> [What the task requires]: Leaving out the pictures, please retype each record exactly.

> [Entries provided]:
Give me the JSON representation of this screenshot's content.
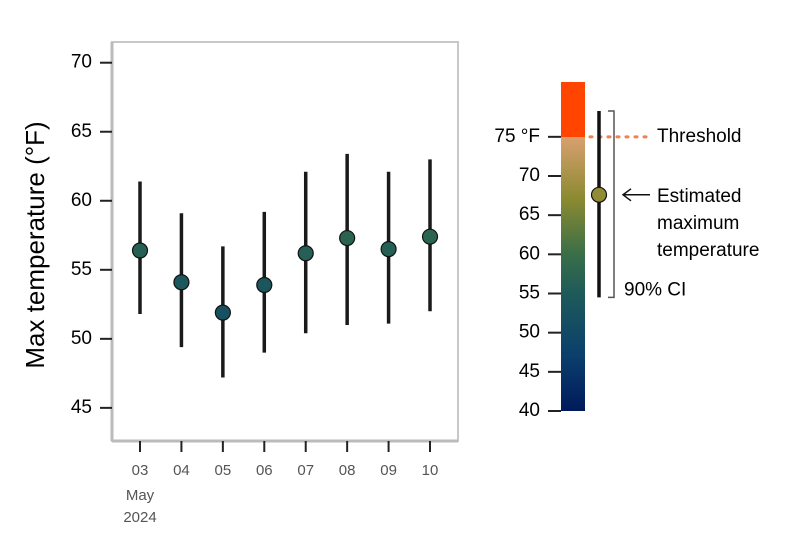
{
  "chart_data": {
    "type": "errorbar",
    "ylabel": "Max temperature (°F)",
    "categories": [
      "03",
      "04",
      "05",
      "06",
      "07",
      "08",
      "09",
      "10"
    ],
    "x_group_label": [
      "May",
      "2024"
    ],
    "values": [
      56.4,
      54.1,
      51.9,
      53.9,
      56.2,
      57.3,
      56.5,
      57.4
    ],
    "ci_low": [
      51.8,
      49.4,
      47.2,
      49.0,
      50.4,
      51.0,
      51.1,
      52.0
    ],
    "ci_high": [
      61.4,
      59.1,
      56.7,
      59.2,
      62.1,
      63.4,
      62.1,
      63.0
    ],
    "ylim": [
      42.6,
      71.5
    ],
    "yticks": [
      45,
      50,
      55,
      60,
      65,
      70
    ],
    "errorbar_color": "#1a1a1a",
    "legend": {
      "ylim": [
        40,
        82
      ],
      "yticks": [
        40,
        45,
        50,
        55,
        60,
        65,
        70,
        {
          "value": 75,
          "label": "75 °F"
        }
      ],
      "stops": [
        {
          "value": 40,
          "color": "#001a5c"
        },
        {
          "value": 47,
          "color": "#0b3f6c"
        },
        {
          "value": 55,
          "color": "#1e5a5a"
        },
        {
          "value": 60,
          "color": "#3a6e48"
        },
        {
          "value": 67,
          "color": "#8a8a30"
        },
        {
          "value": 75,
          "color": "#d9a070"
        },
        {
          "value": 75,
          "color": "#ff4500"
        },
        {
          "value": 82,
          "color": "#ff4500"
        }
      ],
      "threshold": {
        "value": 75,
        "label": "Threshold",
        "label_color": "#ff0000",
        "line_color": "#f08050"
      },
      "example": {
        "value": 67.6,
        "ci_low": 54.5,
        "ci_high": 78.3,
        "label_lines": [
          "Estimated",
          "maximum",
          "temperature"
        ],
        "ci_label": "90% CI"
      }
    }
  }
}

> [Answer to this exercise]:
Give me the JSON representation of this screenshot's content.
{
  "chart_data": {
    "type": "errorbar",
    "ylabel": "Max temperature (°F)",
    "categories": [
      "03",
      "04",
      "05",
      "06",
      "07",
      "08",
      "09",
      "10"
    ],
    "x_group_label": [
      "May",
      "2024"
    ],
    "values": [
      56.4,
      54.1,
      51.9,
      53.9,
      56.2,
      57.3,
      56.5,
      57.4
    ],
    "ci_low": [
      51.8,
      49.4,
      47.2,
      49.0,
      50.4,
      51.0,
      51.1,
      52.0
    ],
    "ci_high": [
      61.4,
      59.1,
      56.7,
      59.2,
      62.1,
      63.4,
      62.1,
      63.0
    ],
    "ylim": [
      42.6,
      71.5
    ],
    "yticks": [
      45,
      50,
      55,
      60,
      65,
      70
    ],
    "errorbar_color": "#1a1a1a",
    "legend": {
      "ylim": [
        40,
        82
      ],
      "yticks": [
        40,
        45,
        50,
        55,
        60,
        65,
        70,
        {
          "value": 75,
          "label": "75 °F"
        }
      ],
      "stops": [
        {
          "value": 40,
          "color": "#001a5c"
        },
        {
          "value": 47,
          "color": "#0b3f6c"
        },
        {
          "value": 55,
          "color": "#1e5a5a"
        },
        {
          "value": 60,
          "color": "#3a6e48"
        },
        {
          "value": 67,
          "color": "#8a8a30"
        },
        {
          "value": 75,
          "color": "#d9a070"
        },
        {
          "value": 75,
          "color": "#ff4500"
        },
        {
          "value": 82,
          "color": "#ff4500"
        }
      ],
      "threshold": {
        "value": 75,
        "label": "Threshold",
        "label_color": "#ff0000",
        "line_color": "#f08050"
      },
      "example": {
        "value": 67.6,
        "ci_low": 54.5,
        "ci_high": 78.3,
        "label_lines": [
          "Estimated",
          "maximum",
          "temperature"
        ],
        "ci_label": "90% CI"
      }
    }
  }
}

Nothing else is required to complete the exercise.